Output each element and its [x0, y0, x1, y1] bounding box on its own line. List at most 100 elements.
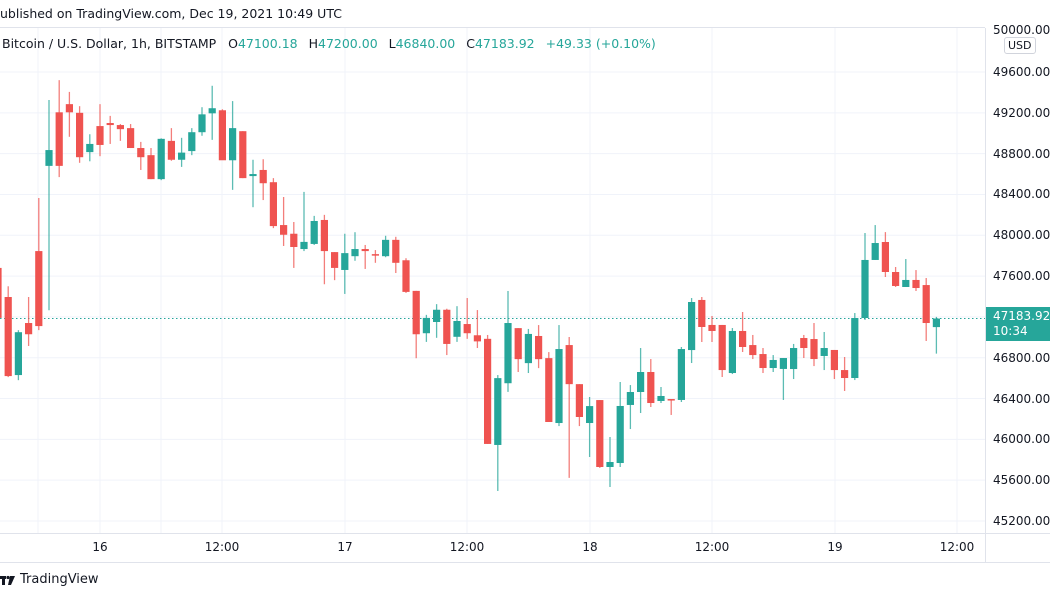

...

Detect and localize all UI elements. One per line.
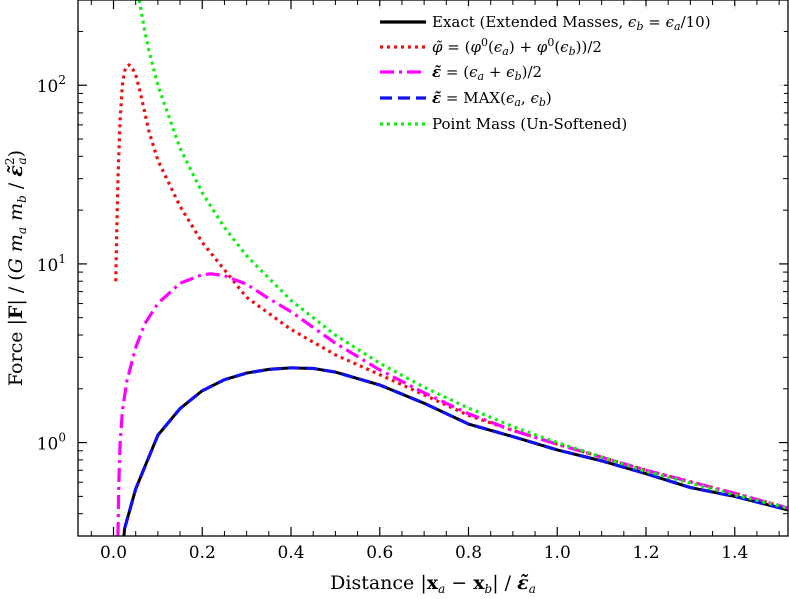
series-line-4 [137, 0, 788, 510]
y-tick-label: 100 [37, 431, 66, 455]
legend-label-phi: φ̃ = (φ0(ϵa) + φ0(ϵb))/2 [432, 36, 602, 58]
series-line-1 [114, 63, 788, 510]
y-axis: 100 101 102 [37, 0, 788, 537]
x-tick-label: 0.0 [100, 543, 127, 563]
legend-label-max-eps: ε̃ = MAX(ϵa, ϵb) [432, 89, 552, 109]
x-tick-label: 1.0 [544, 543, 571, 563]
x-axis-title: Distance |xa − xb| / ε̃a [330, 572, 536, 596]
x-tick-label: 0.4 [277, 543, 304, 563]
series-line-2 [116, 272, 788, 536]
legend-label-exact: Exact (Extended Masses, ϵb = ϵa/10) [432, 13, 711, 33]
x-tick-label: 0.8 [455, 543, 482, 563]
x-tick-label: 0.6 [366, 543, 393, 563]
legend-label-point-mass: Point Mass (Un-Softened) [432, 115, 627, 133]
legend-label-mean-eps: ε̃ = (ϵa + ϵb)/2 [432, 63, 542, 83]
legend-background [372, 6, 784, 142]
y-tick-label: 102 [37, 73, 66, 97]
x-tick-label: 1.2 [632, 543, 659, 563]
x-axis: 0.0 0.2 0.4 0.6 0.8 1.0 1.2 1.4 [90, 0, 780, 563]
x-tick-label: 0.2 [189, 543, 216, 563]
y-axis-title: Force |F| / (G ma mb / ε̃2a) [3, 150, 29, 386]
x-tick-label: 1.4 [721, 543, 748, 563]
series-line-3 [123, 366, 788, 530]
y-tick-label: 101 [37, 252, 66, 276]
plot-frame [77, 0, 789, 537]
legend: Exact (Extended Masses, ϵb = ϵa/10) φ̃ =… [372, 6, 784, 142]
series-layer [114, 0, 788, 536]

> **Goal**
Change "y-axis" to "vertical-axis" in the records between the lines holding "Detect and localize" and "x-tick-label: 0.0 [100, 543, 127, 563]", inclusive, and give back only those lines with nothing else altered. Leave the pictures out of your answer.

> **Written answer**
Detect and localize all UI elements. One per line.
series-line-4 [137, 0, 788, 510]
y-tick-label: 100 [37, 431, 66, 455]
legend-label-phi: φ̃ = (φ0(ϵa) + φ0(ϵb))/2 [432, 36, 602, 58]
series-line-1 [114, 63, 788, 510]
vertical-axis: 100 101 102 [37, 0, 788, 537]
x-tick-label: 0.0 [100, 543, 127, 563]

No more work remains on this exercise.